◆ **Task directions**: Report every line of the records that contains the word "thought", copying each one in full.

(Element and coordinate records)
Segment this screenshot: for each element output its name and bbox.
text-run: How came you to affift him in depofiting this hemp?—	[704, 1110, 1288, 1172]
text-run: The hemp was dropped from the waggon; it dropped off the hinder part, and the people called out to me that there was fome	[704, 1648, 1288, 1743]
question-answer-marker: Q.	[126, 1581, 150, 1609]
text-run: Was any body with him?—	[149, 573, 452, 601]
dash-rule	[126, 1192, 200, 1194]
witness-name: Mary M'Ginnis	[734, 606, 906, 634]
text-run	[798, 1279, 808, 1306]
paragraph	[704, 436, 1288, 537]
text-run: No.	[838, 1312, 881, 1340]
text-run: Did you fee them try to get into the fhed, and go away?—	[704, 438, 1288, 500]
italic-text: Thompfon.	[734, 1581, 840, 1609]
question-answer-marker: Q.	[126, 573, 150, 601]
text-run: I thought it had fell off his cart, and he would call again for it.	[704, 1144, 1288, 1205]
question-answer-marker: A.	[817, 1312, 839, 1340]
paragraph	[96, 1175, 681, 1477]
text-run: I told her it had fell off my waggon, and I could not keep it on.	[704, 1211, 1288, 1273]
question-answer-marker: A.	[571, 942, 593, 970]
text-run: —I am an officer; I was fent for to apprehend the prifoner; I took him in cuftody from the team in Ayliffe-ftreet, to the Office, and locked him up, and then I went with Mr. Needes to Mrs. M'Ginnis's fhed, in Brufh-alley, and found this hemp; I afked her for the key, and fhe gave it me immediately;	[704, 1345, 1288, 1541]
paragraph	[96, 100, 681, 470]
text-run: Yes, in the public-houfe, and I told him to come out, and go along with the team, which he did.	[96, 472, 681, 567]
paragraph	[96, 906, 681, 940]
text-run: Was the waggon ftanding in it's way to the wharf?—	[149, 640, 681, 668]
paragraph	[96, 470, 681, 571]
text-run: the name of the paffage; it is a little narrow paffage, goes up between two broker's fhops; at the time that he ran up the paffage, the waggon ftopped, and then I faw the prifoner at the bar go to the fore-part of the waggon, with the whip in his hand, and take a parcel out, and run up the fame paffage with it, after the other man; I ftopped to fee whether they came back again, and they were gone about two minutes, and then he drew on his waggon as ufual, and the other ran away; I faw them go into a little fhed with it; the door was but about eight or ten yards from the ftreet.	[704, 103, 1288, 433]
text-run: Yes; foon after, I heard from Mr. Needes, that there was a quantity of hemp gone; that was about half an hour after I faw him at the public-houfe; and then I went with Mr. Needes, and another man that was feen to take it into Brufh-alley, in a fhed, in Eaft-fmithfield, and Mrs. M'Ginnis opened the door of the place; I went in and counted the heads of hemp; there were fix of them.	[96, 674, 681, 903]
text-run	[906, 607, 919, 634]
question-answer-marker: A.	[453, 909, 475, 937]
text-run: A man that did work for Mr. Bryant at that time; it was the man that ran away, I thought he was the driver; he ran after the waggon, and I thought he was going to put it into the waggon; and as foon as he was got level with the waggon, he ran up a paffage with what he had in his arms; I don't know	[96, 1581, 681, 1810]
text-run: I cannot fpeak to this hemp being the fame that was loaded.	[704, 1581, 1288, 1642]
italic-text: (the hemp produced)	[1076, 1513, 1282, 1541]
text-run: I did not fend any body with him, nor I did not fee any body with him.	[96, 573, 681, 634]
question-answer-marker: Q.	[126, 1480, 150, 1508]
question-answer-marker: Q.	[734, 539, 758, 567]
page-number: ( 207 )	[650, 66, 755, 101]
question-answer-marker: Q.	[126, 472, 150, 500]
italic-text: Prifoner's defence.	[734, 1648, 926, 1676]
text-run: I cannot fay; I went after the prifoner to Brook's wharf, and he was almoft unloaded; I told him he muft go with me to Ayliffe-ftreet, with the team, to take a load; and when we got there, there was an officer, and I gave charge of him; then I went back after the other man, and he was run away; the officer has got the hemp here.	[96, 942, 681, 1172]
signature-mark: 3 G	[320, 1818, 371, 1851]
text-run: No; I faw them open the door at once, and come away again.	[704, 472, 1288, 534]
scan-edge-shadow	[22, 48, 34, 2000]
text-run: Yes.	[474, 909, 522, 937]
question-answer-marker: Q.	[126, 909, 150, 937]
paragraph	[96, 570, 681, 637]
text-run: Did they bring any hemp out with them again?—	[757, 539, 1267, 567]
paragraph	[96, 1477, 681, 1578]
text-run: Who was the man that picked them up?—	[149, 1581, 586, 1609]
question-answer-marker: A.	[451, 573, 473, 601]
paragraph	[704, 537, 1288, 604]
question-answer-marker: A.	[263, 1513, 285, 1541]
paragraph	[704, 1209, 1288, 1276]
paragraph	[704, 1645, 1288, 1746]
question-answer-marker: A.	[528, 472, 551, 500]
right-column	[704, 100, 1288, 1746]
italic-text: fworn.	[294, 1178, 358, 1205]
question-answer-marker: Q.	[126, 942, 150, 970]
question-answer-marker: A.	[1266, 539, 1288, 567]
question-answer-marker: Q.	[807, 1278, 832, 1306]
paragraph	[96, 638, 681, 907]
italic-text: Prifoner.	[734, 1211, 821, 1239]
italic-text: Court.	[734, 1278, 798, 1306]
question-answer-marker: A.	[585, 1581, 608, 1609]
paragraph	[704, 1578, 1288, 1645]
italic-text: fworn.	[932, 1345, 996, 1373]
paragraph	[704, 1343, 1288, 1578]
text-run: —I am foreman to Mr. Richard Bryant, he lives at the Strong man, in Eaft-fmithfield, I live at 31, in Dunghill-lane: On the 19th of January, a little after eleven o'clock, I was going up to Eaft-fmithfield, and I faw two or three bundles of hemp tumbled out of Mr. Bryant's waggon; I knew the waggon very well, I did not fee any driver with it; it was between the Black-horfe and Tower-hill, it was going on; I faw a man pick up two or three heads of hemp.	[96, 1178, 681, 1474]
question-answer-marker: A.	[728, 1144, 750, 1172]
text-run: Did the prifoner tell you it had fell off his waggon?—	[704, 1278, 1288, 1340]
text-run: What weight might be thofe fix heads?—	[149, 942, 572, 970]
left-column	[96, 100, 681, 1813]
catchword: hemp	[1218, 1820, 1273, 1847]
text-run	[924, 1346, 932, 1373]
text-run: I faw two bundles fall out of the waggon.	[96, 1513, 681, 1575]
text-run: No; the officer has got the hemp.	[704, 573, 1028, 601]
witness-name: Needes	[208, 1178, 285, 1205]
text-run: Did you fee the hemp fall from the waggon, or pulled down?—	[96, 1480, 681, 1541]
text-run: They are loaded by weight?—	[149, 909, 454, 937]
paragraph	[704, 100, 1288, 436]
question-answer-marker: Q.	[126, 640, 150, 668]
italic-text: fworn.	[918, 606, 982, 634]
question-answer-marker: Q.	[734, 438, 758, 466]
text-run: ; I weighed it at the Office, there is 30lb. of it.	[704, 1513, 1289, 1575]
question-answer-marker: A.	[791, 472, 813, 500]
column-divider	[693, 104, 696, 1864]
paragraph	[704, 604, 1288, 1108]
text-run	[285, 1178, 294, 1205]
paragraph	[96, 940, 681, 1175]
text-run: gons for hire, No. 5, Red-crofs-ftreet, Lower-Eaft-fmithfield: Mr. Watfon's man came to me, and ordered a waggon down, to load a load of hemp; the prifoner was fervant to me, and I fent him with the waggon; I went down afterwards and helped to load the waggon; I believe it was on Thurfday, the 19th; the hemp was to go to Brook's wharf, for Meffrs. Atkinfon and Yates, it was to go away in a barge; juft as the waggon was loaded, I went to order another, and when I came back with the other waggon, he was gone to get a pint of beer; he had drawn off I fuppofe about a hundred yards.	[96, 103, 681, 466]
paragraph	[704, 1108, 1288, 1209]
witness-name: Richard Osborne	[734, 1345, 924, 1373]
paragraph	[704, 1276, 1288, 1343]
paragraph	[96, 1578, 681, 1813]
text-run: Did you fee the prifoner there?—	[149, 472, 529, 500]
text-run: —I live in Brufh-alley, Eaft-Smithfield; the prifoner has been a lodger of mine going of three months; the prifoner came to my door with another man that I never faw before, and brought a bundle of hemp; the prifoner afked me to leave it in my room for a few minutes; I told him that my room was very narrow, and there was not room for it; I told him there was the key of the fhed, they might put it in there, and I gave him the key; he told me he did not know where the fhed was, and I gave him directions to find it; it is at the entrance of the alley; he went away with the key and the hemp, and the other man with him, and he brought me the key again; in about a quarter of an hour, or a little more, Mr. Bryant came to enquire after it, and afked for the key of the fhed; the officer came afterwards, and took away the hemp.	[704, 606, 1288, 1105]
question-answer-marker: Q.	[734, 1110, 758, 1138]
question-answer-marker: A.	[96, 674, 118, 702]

◆ **Answer to this exercise**:
text-run: I thought it had fell off his cart, and he would call again for it.	[704, 1144, 1288, 1205]
text-run: A man that did work for Mr. Bryant at that time; it was the man that ran away, I thought he was the driver; he ran after the waggon, and I thought he was going to put it into the waggon; and as foon as he was got level with the waggon, he ran up a paffage with what he had in his arms; I don't know	[96, 1581, 681, 1810]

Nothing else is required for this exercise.